• **TASK GOAL**
Extract the full set of records, then give each one again exactly.

• **DATA EXTRACT**

◇ ◇ ◇ ◇

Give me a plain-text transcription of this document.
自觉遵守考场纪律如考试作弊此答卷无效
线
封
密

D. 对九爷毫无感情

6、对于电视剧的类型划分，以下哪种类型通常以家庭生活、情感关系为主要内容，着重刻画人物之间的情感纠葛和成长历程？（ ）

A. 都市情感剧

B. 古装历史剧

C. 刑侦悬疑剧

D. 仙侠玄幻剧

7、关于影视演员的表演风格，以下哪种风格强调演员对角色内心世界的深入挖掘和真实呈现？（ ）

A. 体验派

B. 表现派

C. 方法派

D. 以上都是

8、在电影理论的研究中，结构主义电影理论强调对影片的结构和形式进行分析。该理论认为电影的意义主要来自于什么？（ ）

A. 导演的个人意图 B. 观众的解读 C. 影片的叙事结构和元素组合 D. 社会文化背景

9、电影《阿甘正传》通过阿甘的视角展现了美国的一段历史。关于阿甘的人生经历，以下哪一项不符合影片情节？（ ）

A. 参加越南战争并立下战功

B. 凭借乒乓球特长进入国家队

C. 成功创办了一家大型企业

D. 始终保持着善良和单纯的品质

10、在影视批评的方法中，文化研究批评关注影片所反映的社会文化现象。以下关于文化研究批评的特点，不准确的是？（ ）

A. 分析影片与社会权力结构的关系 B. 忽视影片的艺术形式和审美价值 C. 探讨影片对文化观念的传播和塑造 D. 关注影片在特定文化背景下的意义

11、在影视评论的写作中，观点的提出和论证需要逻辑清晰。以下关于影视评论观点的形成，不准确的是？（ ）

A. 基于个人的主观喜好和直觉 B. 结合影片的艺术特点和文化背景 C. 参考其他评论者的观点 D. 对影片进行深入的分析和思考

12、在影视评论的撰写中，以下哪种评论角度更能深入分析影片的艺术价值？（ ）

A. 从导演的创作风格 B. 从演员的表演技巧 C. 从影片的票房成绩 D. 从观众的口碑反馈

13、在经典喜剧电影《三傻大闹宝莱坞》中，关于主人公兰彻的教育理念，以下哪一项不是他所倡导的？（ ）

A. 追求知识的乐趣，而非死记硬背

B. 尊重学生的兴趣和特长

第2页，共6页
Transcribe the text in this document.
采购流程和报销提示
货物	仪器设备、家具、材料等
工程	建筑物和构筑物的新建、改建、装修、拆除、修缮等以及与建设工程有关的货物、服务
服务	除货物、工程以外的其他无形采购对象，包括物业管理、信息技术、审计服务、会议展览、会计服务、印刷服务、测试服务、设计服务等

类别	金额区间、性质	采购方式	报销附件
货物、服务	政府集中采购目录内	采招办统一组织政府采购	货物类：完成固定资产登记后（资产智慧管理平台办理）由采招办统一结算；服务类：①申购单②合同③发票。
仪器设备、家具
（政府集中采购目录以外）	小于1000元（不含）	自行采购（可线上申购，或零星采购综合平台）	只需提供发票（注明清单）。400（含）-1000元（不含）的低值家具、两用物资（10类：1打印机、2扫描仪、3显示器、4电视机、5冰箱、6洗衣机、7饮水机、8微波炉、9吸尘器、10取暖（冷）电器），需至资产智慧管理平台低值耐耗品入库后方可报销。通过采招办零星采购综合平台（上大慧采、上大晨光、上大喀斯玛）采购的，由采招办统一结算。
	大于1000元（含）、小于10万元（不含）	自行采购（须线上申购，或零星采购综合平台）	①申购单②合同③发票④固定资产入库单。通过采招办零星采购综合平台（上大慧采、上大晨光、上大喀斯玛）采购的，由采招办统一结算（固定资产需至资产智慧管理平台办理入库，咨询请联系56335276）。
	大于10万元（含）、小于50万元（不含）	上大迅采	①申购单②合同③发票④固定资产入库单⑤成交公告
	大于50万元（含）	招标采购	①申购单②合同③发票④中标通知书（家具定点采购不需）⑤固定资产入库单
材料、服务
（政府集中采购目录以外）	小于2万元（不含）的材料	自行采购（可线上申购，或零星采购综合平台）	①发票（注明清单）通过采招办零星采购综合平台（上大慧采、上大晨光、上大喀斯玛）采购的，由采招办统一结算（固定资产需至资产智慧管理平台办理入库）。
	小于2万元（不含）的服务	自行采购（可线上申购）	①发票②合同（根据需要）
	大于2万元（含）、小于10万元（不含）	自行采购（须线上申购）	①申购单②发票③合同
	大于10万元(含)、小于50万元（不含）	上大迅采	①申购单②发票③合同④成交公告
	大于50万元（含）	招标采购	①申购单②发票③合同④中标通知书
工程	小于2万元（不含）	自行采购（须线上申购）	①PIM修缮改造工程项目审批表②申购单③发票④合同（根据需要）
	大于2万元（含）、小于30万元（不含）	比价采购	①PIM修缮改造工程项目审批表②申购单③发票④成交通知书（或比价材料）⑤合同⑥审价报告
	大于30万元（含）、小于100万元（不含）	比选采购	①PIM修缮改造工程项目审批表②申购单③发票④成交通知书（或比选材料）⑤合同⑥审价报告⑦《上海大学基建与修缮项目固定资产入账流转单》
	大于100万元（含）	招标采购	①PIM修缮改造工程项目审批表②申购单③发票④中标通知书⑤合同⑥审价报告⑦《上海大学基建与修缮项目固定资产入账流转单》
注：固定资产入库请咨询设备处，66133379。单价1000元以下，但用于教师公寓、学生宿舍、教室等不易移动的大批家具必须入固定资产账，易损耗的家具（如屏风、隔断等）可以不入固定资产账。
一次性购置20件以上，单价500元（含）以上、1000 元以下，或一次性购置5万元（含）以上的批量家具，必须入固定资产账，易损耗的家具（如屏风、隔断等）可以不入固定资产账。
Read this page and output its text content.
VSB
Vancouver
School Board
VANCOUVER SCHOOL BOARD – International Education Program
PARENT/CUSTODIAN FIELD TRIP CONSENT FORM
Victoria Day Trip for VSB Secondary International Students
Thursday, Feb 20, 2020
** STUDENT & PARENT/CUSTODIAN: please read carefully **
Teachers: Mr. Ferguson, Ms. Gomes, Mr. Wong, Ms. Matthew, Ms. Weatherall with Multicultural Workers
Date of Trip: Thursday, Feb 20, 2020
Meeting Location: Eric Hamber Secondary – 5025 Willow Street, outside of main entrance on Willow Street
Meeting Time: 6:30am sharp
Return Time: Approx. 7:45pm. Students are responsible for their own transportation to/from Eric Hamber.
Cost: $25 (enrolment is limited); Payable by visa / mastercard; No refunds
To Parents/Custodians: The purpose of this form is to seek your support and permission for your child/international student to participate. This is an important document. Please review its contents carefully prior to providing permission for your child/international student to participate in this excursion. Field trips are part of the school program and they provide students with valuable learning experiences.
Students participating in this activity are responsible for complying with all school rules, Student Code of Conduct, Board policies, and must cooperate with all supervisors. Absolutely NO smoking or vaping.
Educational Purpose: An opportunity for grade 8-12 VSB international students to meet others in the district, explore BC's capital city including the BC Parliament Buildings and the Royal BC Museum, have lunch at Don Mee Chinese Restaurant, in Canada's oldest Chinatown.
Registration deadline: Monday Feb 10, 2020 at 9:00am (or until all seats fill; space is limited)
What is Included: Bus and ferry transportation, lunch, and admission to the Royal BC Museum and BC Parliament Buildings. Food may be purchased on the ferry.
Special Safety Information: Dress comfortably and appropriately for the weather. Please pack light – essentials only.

◇ ◇ ◇ ◇

• **FINAL ANSWER**
Give me a plain-text transcription of this document.
自觉遵守考场纪律如考试作弊此答卷无效
线
封
密

D. 对九爷毫无感情

6、对于电视剧的类型划分，以下哪种类型通常以家庭生活、情感关系为主要内容，着重刻画人物之间的情感纠葛和成长历程？（ ）

A. 都市情感剧

B. 古装历史剧

C. 刑侦悬疑剧

D. 仙侠玄幻剧

7、关于影视演员的表演风格，以下哪种风格强调演员对角色内心世界的深入挖掘和真实呈现？（ ）

A. 体验派

B. 表现派

C. 方法派

D. 以上都是

8、在电影理论的研究中，结构主义电影理论强调对影片的结构和形式进行分析。该理论认为电影的意义主要来自于什么？（ ）

A. 导演的个人意图 B. 观众的解读 C. 影片的叙事结构和元素组合 D. 社会文化背景

9、电影《阿甘正传》通过阿甘的视角展现了美国的一段历史。关于阿甘的人生经历，以下哪一项不符合影片情节？（ ）

A. 参加越南战争并立下战功

B. 凭借乒乓球特长进入国家队

C. 成功创办了一家大型企业

D. 始终保持着善良和单纯的品质

10、在影视批评的方法中，文化研究批评关注影片所反映的社会文化现象。以下关于文化研究批评的特点，不准确的是？（ ）

A. 分析影片与社会权力结构的关系 B. 忽视影片的艺术形式和审美价值 C. 探讨影片对文化观念的传播和塑造 D. 关注影片在特定文化背景下的意义

11、在影视评论的写作中，观点的提出和论证需要逻辑清晰。以下关于影视评论观点的形成，不准确的是？（ ）

A. 基于个人的主观喜好和直觉 B. 结合影片的艺术特点和文化背景 C. 参考其他评论者的观点 D. 对影片进行深入的分析和思考

12、在影视评论的撰写中，以下哪种评论角度更能深入分析影片的艺术价值？（ ）

A. 从导演的创作风格 B. 从演员的表演技巧 C. 从影片的票房成绩 D. 从观众的口碑反馈

13、在经典喜剧电影《三傻大闹宝莱坞》中，关于主人公兰彻的教育理念，以下哪一项不是他所倡导的？（ ）

A. 追求知识的乐趣，而非死记硬背

B. 尊重学生的兴趣和特长

第2页，共6页
Transcribe the text in this document.
采购流程和报销提示
货物	仪器设备、家具、材料等
工程	建筑物和构筑物的新建、改建、装修、拆除、修缮等以及与建设工程有关的货物、服务
服务	除货物、工程以外的其他无形采购对象，包括物业管理、信息技术、审计服务、会议展览、会计服务、印刷服务、测试服务、设计服务等

类别	金额区间、性质	采购方式	报销附件
货物、服务	政府集中采购目录内	采招办统一组织政府采购	货物类：完成固定资产登记后（资产智慧管理平台办理）由采招办统一结算；服务类：①申购单②合同③发票。
仪器设备、家具
（政府集中采购目录以外）	小于1000元（不含）	自行采购（可线上申购，或零星采购综合平台）	只需提供发票（注明清单）。400（含）-1000元（不含）的低值家具、两用物资（10类：1打印机、2扫描仪、3显示器、4电视机、5冰箱、6洗衣机、7饮水机、8微波炉、9吸尘器、10取暖（冷）电器），需至资产智慧管理平台低值耐耗品入库后方可报销。通过采招办零星采购综合平台（上大慧采、上大晨光、上大喀斯玛）采购的，由采招办统一结算。
	大于1000元（含）、小于10万元（不含）	自行采购（须线上申购，或零星采购综合平台）	①申购单②合同③发票④固定资产入库单。通过采招办零星采购综合平台（上大慧采、上大晨光、上大喀斯玛）采购的，由采招办统一结算（固定资产需至资产智慧管理平台办理入库，咨询请联系56335276）。
	大于10万元（含）、小于50万元（不含）	上大迅采	①申购单②合同③发票④固定资产入库单⑤成交公告
	大于50万元（含）	招标采购	①申购单②合同③发票④中标通知书（家具定点采购不需）⑤固定资产入库单
材料、服务
（政府集中采购目录以外）	小于2万元（不含）的材料	自行采购（可线上申购，或零星采购综合平台）	①发票（注明清单）通过采招办零星采购综合平台（上大慧采、上大晨光、上大喀斯玛）采购的，由采招办统一结算（固定资产需至资产智慧管理平台办理入库）。
	小于2万元（不含）的服务	自行采购（可线上申购）	①发票②合同（根据需要）
	大于2万元（含）、小于10万元（不含）	自行采购（须线上申购）	①申购单②发票③合同
	大于10万元(含)、小于50万元（不含）	上大迅采	①申购单②发票③合同④成交公告
	大于50万元（含）	招标采购	①申购单②发票③合同④中标通知书
工程	小于2万元（不含）	自行采购（须线上申购）	①PIM修缮改造工程项目审批表②申购单③发票④合同（根据需要）
	大于2万元（含）、小于30万元（不含）	比价采购	①PIM修缮改造工程项目审批表②申购单③发票④成交通知书（或比价材料）⑤合同⑥审价报告
	大于30万元（含）、小于100万元（不含）	比选采购	①PIM修缮改造工程项目审批表②申购单③发票④成交通知书（或比选材料）⑤合同⑥审价报告⑦《上海大学基建与修缮项目固定资产入账流转单》
	大于100万元（含）	招标采购	①PIM修缮改造工程项目审批表②申购单③发票④中标通知书⑤合同⑥审价报告⑦《上海大学基建与修缮项目固定资产入账流转单》
注：固定资产入库请咨询设备处，66133379。单价1000元以下，但用于教师公寓、学生宿舍、教室等不易移动的大批家具必须入固定资产账，易损耗的家具（如屏风、隔断等）可以不入固定资产账。
一次性购置20件以上，单价500元（含）以上、1000 元以下，或一次性购置5万元（含）以上的批量家具，必须入固定资产账，易损耗的家具（如屏风、隔断等）可以不入固定资产账。
Read this page and output its text content.
VSB
Vancouver
School Board
VANCOUVER SCHOOL BOARD – International Education Program
PARENT/CUSTODIAN FIELD TRIP CONSENT FORM
Victoria Day Trip for VSB Secondary International Students
Thursday, Feb 20, 2020
** STUDENT & PARENT/CUSTODIAN: please read carefully **
Teachers: Mr. Ferguson, Ms. Gomes, Mr. Wong, Ms. Matthew, Ms. Weatherall with Multicultural Workers
Date of Trip: Thursday, Feb 20, 2020
Meeting Location: Eric Hamber Secondary – 5025 Willow Street, outside of main entrance on Willow Street
Meeting Time: 6:30am sharp
Return Time: Approx. 7:45pm. Students are responsible for their own transportation to/from Eric Hamber.
Cost: $25 (enrolment is limited); Payable by visa / mastercard; No refunds
To Parents/Custodians: The purpose of this form is to seek your support and permission for your child/international student to participate. This is an important document. Please review its contents carefully prior to providing permission for your child/international student to participate in this excursion. Field trips are part of the school program and they provide students with valuable learning experiences.
Students participating in this activity are responsible for complying with all school rules, Student Code of Conduct, Board policies, and must cooperate with all supervisors. Absolutely NO smoking or vaping.
Educational Purpose: An opportunity for grade 8-12 VSB international students to meet others in the district, explore BC's capital city including the BC Parliament Buildings and the Royal BC Museum, have lunch at Don Mee Chinese Restaurant, in Canada's oldest Chinatown.
Registration deadline: Monday Feb 10, 2020 at 9:00am (or until all seats fill; space is limited)
What is Included: Bus and ferry transportation, lunch, and admission to the Royal BC Museum and BC Parliament Buildings. Food may be purchased on the ferry.
Special Safety Information: Dress comfortably and appropriately for the weather. Please pack light – essentials only.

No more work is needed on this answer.